(Stored entries)
--- Start ---

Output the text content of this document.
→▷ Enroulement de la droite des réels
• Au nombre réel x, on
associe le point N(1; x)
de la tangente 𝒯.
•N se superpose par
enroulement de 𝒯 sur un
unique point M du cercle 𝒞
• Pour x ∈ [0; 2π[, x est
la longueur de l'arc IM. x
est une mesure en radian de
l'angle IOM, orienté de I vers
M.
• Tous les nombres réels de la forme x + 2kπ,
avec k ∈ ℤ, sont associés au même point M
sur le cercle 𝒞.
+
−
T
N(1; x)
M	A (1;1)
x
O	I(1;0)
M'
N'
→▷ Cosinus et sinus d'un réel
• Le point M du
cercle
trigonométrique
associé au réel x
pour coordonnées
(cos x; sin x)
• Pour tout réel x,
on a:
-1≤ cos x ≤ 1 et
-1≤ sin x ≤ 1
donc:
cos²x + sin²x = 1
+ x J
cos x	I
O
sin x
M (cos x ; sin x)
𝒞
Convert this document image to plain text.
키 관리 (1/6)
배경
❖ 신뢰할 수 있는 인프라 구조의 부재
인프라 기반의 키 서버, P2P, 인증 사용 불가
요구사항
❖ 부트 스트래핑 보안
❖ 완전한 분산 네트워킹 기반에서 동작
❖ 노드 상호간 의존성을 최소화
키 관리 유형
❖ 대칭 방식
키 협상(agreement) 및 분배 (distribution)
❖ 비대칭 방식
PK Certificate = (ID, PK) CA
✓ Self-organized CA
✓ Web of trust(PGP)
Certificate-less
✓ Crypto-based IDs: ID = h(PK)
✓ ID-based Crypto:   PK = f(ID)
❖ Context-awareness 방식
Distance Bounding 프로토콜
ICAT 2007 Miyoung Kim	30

--- End ---

#### EXERCISE DETAILS
Exact copies of all the records are required.

#### OUTPUT OF THE EXERCISE
Output the text content of this document.
→▷ Enroulement de la droite des réels
• Au nombre réel x, on
associe le point N(1; x)
de la tangente 𝒯.
•N se superpose par
enroulement de 𝒯 sur un
unique point M du cercle 𝒞
• Pour x ∈ [0; 2π[, x est
la longueur de l'arc IM. x
est une mesure en radian de
l'angle IOM, orienté de I vers
M.
• Tous les nombres réels de la forme x + 2kπ,
avec k ∈ ℤ, sont associés au même point M
sur le cercle 𝒞.
+
−
T
N(1; x)
M	A (1;1)
x
O	I(1;0)
M'
N'
→▷ Cosinus et sinus d'un réel
• Le point M du
cercle
trigonométrique
associé au réel x
pour coordonnées
(cos x; sin x)
• Pour tout réel x,
on a:
-1≤ cos x ≤ 1 et
-1≤ sin x ≤ 1
donc:
cos²x + sin²x = 1
+ x J
cos x	I
O
sin x
M (cos x ; sin x)
𝒞
Convert this document image to plain text.
키 관리 (1/6)
배경
❖ 신뢰할 수 있는 인프라 구조의 부재
인프라 기반의 키 서버, P2P, 인증 사용 불가
요구사항
❖ 부트 스트래핑 보안
❖ 완전한 분산 네트워킹 기반에서 동작
❖ 노드 상호간 의존성을 최소화
키 관리 유형
❖ 대칭 방식
키 협상(agreement) 및 분배 (distribution)
❖ 비대칭 방식
PK Certificate = (ID, PK) CA
✓ Self-organized CA
✓ Web of trust(PGP)
Certificate-less
✓ Crypto-based IDs: ID = h(PK)
✓ ID-based Crypto:   PK = f(ID)
❖ Context-awareness 방식
Distance Bounding 프로토콜
ICAT 2007 Miyoung Kim	30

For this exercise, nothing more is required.